━━━ INPUT MATERIAL

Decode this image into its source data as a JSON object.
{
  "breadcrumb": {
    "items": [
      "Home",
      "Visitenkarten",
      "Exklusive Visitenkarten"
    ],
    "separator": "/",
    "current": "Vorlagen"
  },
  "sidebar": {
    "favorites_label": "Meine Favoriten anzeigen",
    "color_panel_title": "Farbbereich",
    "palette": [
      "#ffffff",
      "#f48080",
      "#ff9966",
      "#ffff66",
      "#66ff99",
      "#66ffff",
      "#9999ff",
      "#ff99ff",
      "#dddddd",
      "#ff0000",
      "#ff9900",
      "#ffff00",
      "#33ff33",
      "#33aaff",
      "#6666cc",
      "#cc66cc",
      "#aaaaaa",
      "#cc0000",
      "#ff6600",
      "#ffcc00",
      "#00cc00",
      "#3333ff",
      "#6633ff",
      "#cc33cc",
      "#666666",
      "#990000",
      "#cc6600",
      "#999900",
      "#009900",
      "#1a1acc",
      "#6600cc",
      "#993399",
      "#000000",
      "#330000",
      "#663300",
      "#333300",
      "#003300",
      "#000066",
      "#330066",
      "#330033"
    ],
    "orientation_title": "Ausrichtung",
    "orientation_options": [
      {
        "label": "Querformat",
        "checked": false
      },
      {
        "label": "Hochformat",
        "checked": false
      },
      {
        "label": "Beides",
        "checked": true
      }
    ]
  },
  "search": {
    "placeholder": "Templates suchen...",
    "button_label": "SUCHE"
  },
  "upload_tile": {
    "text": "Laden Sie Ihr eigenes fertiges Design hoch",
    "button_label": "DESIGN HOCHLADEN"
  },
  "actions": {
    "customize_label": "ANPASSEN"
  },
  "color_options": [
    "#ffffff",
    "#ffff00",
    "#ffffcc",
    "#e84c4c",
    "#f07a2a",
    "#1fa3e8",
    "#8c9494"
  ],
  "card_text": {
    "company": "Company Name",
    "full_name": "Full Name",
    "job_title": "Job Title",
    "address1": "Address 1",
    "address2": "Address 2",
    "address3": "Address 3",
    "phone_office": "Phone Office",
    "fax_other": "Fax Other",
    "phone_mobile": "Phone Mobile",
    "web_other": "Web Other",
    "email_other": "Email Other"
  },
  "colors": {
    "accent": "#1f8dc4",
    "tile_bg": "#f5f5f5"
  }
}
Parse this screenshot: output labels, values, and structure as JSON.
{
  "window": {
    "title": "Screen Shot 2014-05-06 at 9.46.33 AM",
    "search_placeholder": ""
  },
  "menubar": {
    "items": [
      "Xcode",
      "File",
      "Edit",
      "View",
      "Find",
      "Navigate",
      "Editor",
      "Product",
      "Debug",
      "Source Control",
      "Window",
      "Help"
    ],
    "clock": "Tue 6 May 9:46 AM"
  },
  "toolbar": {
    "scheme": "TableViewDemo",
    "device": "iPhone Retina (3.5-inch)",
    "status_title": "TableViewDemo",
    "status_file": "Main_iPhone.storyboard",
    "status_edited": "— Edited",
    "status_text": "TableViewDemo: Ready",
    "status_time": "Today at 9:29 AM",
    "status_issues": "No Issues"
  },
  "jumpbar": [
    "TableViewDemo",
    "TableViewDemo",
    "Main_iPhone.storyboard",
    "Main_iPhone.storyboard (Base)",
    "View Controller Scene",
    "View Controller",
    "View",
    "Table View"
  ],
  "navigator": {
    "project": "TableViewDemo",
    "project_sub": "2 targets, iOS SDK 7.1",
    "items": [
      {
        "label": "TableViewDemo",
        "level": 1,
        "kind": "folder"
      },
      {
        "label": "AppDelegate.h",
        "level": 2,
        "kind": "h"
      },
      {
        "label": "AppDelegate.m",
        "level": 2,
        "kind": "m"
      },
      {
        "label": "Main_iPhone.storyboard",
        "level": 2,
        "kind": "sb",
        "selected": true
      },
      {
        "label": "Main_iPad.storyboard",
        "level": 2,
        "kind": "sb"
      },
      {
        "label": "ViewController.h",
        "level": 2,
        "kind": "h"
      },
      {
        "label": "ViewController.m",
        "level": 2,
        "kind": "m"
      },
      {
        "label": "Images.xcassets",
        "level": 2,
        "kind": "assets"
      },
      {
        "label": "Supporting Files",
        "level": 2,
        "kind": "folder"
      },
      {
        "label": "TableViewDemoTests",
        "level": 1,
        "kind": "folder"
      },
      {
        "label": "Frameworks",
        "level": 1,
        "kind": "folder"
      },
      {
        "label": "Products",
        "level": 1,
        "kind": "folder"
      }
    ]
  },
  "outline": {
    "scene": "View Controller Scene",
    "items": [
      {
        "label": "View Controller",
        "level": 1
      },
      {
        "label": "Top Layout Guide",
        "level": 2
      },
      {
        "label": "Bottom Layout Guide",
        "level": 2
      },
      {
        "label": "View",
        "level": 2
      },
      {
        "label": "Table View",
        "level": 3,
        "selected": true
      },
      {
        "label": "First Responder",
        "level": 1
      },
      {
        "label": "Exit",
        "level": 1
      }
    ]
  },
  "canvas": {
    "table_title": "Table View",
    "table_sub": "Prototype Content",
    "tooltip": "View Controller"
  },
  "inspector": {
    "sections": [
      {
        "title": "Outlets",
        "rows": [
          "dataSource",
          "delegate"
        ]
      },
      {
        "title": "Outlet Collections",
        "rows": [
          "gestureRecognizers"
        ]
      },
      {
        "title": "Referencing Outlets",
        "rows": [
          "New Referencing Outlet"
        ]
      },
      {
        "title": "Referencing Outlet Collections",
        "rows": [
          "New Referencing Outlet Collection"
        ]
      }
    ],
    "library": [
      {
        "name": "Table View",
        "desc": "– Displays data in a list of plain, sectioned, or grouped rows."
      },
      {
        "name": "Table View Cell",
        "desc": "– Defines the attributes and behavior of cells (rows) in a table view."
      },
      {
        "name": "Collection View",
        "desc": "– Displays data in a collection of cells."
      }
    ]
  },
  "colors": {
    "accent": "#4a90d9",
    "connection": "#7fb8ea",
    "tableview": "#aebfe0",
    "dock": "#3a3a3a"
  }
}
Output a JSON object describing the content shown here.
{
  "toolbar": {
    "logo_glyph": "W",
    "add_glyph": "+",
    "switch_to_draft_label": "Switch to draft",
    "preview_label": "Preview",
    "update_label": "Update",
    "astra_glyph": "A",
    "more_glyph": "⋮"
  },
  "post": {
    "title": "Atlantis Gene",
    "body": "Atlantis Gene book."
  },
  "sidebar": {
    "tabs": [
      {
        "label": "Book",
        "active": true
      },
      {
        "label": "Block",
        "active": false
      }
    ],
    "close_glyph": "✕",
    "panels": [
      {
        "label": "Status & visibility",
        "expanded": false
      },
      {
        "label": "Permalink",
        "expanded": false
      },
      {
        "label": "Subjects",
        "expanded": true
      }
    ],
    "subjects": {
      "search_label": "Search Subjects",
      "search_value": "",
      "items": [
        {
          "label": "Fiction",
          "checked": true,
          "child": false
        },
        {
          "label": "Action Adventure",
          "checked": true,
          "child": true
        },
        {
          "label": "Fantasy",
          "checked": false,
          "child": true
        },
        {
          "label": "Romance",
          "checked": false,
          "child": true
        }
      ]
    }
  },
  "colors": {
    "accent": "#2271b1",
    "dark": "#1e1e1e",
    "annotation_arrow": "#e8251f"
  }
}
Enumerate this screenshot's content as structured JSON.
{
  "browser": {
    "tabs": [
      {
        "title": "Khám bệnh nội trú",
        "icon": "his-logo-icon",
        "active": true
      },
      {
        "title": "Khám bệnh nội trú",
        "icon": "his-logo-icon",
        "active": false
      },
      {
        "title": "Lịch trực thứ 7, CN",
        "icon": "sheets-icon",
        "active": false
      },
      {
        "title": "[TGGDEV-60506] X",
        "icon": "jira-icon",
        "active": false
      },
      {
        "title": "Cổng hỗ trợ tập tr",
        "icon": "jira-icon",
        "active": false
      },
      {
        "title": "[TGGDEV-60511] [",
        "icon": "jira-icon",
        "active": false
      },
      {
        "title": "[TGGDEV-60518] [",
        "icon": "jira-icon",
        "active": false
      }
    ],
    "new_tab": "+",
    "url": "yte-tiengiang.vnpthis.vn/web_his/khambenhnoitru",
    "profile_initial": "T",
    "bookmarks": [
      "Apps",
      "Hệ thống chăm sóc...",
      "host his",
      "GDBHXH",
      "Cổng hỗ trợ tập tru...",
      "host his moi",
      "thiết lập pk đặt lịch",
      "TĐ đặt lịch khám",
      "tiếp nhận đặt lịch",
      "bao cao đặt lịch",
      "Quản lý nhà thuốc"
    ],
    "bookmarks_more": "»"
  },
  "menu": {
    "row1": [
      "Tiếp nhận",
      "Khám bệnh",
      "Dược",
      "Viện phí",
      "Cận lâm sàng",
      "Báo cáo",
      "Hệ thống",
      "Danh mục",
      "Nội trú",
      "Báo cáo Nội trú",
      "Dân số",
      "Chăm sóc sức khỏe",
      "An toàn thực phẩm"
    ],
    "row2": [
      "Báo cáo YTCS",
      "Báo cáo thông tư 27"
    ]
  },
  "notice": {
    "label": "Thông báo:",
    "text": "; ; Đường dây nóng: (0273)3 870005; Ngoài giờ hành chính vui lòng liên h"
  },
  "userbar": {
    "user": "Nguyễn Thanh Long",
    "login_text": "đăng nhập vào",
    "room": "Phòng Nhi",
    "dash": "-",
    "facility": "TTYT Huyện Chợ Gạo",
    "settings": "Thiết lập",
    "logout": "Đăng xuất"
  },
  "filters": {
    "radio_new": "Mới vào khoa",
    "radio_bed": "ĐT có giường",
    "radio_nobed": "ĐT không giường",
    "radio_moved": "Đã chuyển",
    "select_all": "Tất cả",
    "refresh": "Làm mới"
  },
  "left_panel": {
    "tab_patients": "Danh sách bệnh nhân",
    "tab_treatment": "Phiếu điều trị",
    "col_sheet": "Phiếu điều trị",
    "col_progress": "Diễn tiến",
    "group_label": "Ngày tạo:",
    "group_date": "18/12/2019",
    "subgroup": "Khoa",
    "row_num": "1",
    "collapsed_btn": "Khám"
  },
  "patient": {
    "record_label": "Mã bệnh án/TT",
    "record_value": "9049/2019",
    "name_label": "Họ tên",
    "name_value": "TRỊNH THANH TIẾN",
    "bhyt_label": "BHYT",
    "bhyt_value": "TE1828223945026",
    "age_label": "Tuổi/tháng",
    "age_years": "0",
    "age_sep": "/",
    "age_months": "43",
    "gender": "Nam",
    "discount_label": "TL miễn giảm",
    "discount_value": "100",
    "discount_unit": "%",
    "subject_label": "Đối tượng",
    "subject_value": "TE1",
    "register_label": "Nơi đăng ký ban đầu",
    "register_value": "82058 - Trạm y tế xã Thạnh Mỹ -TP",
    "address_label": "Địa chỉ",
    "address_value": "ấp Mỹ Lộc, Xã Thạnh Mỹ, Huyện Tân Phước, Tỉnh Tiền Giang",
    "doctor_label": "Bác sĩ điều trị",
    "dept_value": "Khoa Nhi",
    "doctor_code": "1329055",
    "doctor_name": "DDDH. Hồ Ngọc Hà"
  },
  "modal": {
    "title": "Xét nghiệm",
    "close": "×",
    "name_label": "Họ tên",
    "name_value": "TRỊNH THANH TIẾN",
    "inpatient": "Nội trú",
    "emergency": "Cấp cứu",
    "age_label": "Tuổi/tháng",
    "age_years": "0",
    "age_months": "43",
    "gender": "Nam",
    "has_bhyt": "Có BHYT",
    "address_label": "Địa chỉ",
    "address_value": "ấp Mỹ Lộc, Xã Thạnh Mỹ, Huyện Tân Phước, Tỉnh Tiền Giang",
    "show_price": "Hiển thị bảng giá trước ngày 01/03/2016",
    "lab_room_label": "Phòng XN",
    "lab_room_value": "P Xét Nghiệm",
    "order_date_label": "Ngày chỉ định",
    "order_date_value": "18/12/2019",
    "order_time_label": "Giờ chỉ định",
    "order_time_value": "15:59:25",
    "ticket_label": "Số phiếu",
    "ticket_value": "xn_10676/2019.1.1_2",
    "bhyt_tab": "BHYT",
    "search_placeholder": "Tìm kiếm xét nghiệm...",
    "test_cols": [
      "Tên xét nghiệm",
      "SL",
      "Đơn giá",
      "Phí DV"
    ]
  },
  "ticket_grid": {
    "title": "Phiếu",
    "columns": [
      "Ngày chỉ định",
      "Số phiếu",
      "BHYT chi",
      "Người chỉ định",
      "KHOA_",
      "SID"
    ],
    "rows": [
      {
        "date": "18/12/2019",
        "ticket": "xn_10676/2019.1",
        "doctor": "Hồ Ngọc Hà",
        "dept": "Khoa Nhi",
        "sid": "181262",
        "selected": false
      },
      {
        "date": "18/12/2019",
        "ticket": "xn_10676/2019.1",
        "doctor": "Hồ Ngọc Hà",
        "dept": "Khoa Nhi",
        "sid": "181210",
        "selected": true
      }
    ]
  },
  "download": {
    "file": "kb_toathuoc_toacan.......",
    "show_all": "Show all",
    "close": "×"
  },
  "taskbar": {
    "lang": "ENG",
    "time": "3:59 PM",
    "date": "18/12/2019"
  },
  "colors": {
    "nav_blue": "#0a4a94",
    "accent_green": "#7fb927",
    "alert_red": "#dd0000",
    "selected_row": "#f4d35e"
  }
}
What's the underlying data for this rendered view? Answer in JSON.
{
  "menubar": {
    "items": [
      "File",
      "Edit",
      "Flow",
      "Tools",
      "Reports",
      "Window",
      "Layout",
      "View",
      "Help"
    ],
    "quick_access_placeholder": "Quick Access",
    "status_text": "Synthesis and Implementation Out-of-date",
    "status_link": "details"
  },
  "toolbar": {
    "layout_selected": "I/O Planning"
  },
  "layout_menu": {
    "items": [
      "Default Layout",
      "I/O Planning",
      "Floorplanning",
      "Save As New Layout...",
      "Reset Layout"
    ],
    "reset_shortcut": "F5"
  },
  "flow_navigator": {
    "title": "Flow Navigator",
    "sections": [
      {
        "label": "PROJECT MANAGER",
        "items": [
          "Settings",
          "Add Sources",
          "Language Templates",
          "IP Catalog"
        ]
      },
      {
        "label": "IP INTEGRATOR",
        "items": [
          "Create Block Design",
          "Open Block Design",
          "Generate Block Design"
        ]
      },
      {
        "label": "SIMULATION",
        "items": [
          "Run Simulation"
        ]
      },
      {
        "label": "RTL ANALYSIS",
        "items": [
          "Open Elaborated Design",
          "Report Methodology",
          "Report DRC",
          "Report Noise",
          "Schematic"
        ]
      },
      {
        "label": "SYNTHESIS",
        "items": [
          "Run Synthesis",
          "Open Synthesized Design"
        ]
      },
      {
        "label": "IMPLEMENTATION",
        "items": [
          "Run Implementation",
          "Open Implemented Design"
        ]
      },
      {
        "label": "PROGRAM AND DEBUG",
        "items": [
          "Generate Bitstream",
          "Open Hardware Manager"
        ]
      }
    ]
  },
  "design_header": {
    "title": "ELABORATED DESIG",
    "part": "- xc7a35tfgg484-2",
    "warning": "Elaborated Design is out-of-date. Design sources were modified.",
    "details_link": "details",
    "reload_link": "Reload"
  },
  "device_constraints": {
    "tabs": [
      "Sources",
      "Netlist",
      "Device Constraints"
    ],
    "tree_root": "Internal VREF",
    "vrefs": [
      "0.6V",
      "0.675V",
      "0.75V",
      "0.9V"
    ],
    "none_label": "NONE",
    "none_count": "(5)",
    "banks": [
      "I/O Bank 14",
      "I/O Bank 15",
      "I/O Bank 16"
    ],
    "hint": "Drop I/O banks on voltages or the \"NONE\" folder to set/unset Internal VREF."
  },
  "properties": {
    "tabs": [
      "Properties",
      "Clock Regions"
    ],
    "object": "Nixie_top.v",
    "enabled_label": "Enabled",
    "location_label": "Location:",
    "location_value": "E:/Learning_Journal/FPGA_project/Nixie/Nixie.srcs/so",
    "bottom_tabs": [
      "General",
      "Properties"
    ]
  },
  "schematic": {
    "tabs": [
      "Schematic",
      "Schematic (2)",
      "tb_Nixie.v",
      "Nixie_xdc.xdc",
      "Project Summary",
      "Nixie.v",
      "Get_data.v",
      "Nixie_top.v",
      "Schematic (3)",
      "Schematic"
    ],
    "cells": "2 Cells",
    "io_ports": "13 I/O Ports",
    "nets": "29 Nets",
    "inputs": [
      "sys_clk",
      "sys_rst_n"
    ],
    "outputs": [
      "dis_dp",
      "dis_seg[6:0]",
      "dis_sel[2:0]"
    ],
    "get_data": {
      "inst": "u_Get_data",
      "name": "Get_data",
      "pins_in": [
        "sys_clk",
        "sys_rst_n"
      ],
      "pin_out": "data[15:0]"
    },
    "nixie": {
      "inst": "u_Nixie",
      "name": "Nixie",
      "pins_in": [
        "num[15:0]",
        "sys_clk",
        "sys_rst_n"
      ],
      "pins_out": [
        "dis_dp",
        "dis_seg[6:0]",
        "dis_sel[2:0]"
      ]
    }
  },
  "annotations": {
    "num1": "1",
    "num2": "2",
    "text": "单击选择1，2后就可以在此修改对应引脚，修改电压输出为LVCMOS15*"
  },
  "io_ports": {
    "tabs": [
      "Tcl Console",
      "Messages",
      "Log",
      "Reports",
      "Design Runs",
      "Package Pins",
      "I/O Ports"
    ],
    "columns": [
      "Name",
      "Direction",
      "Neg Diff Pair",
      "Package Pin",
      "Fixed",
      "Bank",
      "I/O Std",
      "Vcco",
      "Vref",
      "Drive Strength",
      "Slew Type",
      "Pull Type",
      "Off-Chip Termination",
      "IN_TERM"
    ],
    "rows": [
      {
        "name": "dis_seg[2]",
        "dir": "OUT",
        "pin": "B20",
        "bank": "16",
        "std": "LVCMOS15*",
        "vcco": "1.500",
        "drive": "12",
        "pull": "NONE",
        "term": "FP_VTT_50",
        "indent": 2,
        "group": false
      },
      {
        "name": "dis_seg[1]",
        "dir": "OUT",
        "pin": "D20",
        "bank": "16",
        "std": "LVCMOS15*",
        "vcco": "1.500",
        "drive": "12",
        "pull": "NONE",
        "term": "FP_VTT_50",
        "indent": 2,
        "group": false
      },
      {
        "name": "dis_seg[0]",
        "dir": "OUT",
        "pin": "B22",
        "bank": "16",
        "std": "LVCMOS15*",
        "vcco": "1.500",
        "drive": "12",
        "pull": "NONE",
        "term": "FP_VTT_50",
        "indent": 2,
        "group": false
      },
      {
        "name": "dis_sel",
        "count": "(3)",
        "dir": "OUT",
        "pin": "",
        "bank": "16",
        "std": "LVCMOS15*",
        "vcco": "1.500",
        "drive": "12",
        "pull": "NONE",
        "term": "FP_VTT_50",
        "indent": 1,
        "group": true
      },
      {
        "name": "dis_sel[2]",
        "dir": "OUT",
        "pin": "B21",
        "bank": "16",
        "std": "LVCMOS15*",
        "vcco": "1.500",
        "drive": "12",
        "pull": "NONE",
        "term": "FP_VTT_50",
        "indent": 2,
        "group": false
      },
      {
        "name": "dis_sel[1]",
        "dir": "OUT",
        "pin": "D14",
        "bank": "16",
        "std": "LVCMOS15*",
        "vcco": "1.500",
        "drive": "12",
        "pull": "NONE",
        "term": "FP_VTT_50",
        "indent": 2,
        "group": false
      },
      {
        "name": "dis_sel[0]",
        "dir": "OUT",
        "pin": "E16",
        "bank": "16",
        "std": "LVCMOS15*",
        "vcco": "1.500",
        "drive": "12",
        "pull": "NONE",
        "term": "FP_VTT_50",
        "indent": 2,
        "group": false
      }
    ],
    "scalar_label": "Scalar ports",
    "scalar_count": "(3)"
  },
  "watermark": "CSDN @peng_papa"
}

━━━━━━

TASK STATEMENT: In the entries above, locate every line with the word "Visitenkarten" and copy it.

WRITTEN ANSWER:
      "Visitenkarten",
      "Exklusive Visitenkarten"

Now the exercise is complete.